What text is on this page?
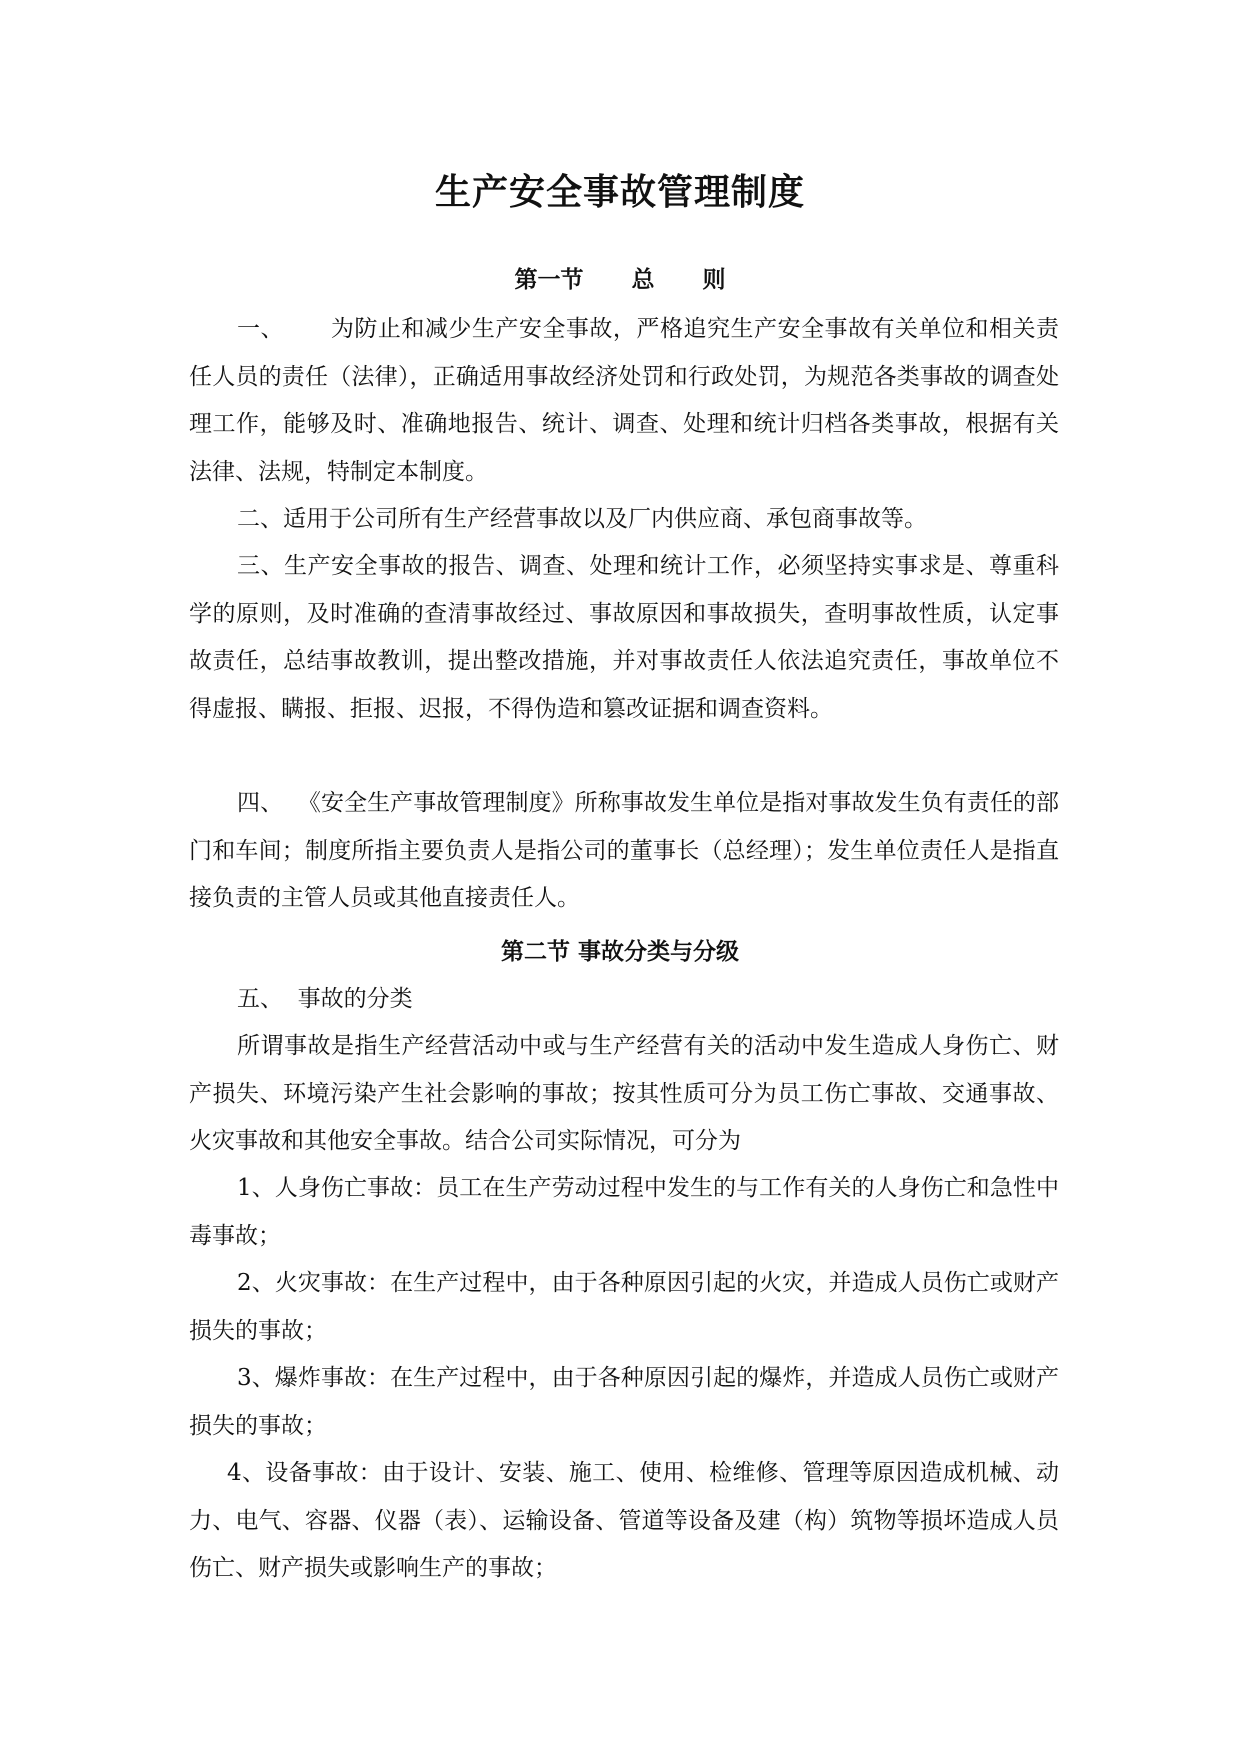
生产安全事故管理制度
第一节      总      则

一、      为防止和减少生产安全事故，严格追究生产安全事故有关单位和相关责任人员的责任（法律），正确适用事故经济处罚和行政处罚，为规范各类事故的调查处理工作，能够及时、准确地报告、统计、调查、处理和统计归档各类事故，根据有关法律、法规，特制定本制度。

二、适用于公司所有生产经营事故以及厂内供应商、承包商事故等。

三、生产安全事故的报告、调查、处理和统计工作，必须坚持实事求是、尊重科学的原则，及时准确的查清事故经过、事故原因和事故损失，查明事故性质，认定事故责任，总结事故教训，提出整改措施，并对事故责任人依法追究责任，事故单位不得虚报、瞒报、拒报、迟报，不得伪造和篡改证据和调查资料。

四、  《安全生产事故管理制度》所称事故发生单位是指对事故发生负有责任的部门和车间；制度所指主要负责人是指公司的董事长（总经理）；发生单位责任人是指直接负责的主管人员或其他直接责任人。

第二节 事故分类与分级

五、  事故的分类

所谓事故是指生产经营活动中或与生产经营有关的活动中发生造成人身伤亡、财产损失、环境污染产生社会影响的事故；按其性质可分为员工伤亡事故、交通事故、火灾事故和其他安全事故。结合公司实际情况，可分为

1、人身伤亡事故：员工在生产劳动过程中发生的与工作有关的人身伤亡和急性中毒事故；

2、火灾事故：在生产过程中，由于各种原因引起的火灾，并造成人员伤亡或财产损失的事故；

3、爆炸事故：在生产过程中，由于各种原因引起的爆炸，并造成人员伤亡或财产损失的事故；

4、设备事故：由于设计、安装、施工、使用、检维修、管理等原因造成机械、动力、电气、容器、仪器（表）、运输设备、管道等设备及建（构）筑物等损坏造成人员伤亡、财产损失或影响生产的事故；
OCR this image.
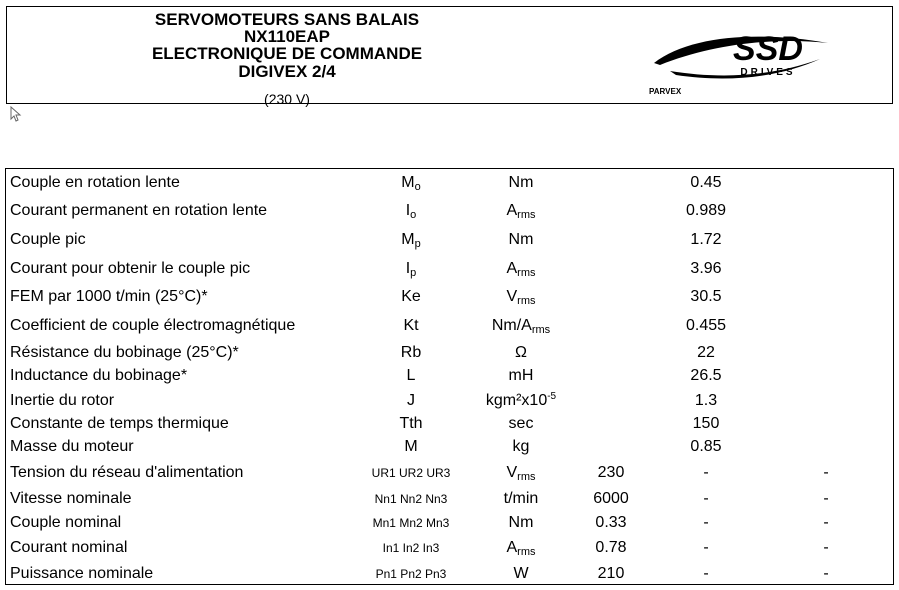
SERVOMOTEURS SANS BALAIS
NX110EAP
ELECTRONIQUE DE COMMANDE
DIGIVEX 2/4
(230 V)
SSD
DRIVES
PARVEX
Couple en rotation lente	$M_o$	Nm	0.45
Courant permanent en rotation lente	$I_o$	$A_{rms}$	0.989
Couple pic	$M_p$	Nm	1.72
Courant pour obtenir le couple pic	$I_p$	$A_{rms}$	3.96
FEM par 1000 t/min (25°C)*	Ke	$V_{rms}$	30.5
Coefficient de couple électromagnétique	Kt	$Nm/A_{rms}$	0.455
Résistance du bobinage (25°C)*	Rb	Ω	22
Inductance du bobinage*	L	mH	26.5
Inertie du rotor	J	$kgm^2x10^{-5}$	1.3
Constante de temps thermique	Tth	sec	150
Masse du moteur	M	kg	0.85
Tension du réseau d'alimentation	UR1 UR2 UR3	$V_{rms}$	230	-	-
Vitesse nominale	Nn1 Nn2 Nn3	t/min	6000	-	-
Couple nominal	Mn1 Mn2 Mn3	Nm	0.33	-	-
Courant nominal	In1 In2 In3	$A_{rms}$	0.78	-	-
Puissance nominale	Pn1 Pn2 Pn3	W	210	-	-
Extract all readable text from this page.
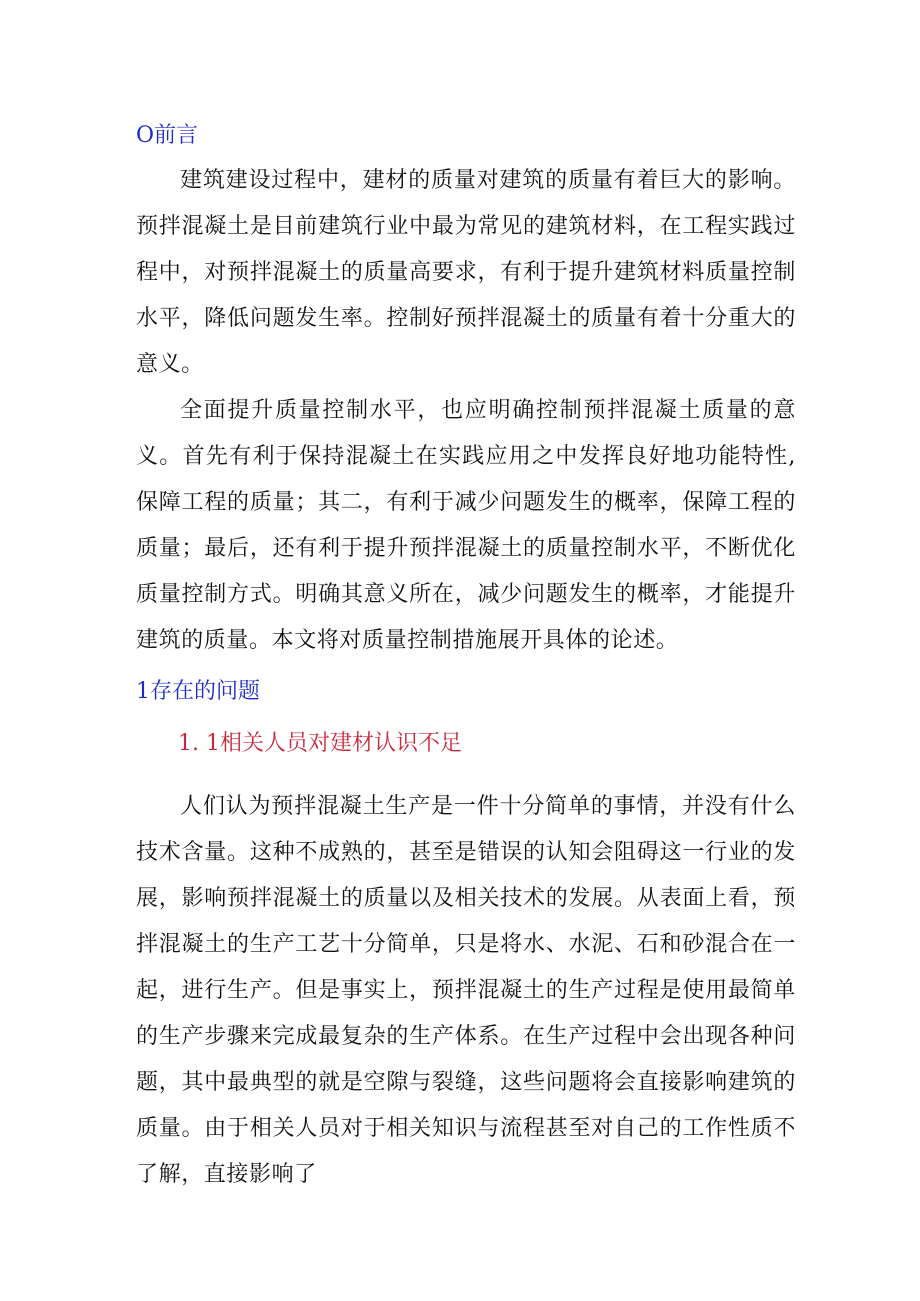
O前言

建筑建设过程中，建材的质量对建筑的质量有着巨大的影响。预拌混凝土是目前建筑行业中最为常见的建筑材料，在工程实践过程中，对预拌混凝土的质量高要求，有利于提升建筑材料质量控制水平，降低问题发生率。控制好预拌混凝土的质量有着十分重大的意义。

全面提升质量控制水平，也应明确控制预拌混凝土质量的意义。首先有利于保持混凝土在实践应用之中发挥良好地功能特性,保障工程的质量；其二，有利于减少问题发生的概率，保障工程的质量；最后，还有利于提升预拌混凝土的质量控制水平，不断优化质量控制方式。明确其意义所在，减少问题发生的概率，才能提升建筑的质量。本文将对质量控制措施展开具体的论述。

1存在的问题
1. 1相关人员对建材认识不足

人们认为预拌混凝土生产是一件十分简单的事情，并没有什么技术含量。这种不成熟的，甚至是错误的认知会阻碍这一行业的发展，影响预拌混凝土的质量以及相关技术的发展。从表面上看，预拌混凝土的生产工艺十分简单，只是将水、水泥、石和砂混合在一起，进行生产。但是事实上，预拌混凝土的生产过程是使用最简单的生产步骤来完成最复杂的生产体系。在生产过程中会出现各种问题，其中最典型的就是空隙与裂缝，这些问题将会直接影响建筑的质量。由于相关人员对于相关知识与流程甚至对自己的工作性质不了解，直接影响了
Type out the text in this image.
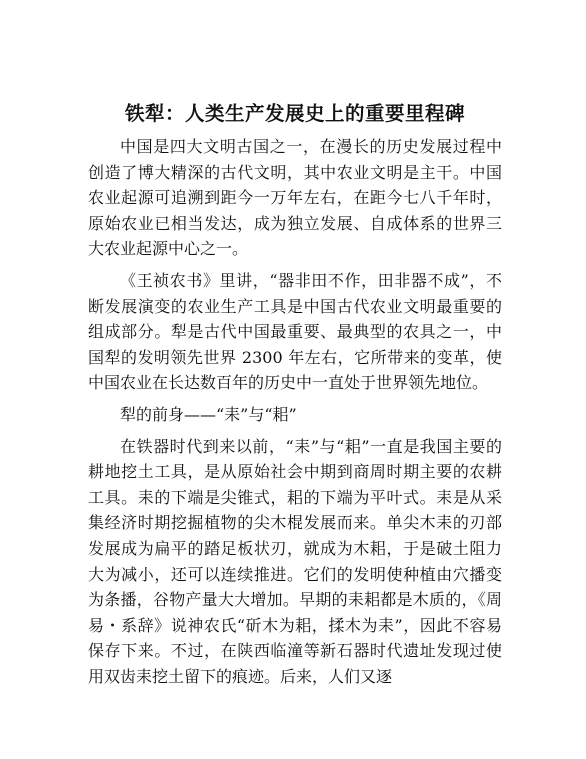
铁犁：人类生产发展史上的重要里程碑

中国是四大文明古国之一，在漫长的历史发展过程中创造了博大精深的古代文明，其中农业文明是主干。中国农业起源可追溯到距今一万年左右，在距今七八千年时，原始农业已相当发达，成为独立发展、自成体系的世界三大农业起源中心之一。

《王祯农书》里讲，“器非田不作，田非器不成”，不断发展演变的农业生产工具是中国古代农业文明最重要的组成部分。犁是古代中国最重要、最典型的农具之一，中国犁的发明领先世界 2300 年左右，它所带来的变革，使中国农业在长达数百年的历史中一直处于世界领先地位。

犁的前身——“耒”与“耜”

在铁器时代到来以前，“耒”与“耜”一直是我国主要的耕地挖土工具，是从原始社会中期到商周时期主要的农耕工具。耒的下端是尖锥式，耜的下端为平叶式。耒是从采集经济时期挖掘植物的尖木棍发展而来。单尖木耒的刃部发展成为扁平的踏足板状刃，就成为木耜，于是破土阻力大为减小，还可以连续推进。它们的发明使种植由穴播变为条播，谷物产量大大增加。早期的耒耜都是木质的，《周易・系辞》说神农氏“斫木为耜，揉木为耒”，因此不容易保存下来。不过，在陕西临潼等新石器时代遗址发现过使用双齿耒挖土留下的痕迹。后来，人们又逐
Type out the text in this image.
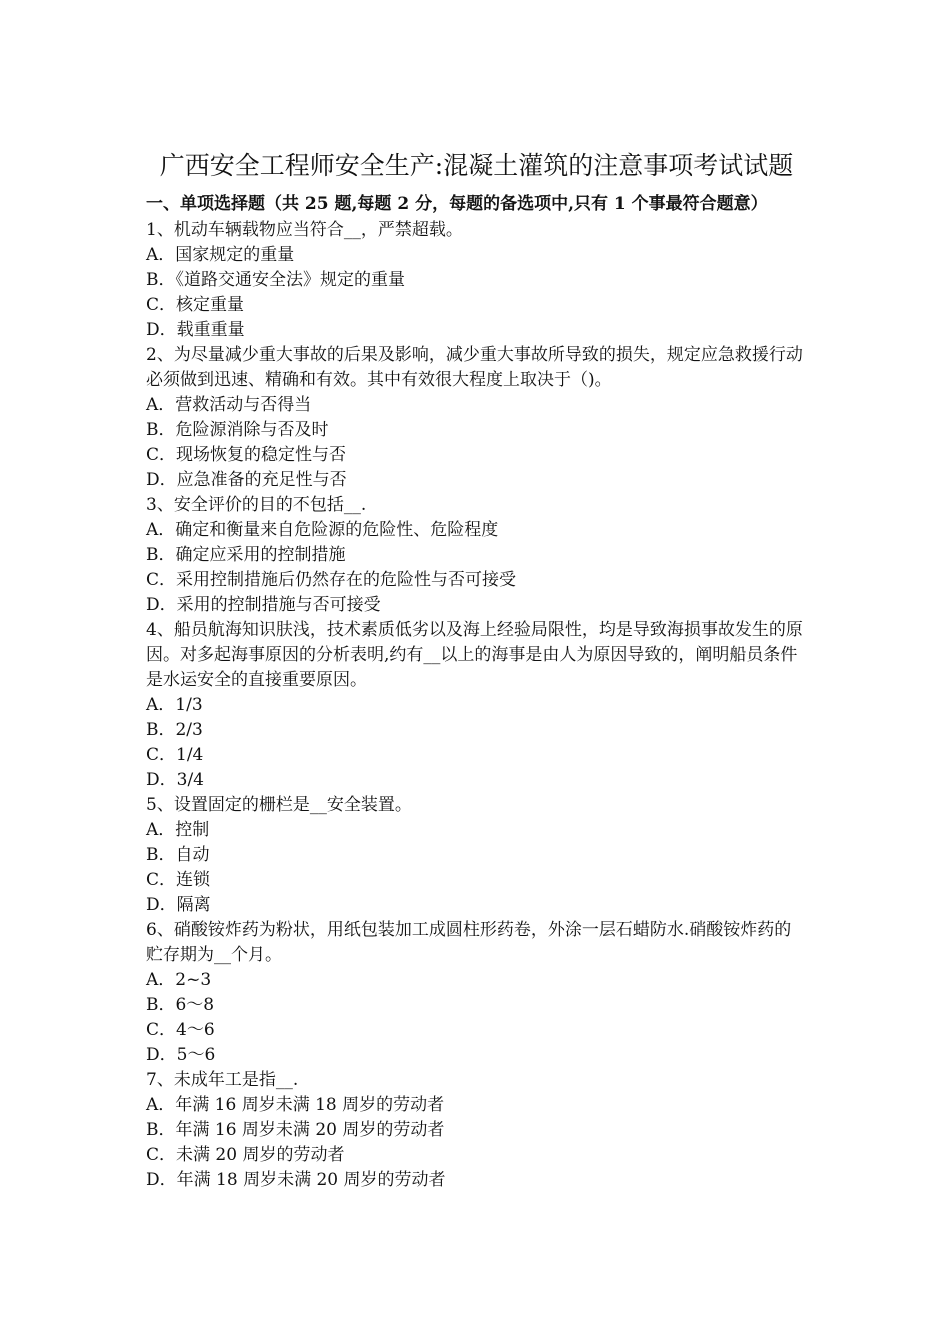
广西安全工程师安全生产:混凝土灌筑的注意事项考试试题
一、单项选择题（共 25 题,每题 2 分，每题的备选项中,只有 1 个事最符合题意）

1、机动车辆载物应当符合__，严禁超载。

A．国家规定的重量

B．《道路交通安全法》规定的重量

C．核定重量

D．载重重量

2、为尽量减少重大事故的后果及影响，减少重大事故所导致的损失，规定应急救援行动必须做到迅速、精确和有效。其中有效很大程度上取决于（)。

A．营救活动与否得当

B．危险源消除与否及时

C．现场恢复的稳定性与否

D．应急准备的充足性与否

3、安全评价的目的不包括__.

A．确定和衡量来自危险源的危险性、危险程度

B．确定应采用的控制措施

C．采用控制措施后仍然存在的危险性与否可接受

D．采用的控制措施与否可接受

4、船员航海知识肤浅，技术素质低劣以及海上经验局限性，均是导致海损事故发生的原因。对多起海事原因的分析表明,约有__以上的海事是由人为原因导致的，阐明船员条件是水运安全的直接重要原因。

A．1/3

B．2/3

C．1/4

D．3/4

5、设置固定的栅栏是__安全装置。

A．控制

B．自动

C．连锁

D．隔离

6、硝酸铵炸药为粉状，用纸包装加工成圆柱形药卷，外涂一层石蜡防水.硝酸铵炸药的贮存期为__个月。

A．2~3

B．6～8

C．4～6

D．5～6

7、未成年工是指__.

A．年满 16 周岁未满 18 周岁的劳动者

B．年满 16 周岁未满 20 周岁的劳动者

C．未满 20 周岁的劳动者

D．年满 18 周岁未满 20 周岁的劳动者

::::::::::

**PROBLEM DETAILS**
Each line that has the word "周岁未满" should be copied.

**EXERCISE SOLUTION**
A．年满 16 周岁未满 18 周岁的劳动者
B．年满 16 周岁未满 20 周岁的劳动者
D．年满 18 周岁未满 20 周岁的劳动者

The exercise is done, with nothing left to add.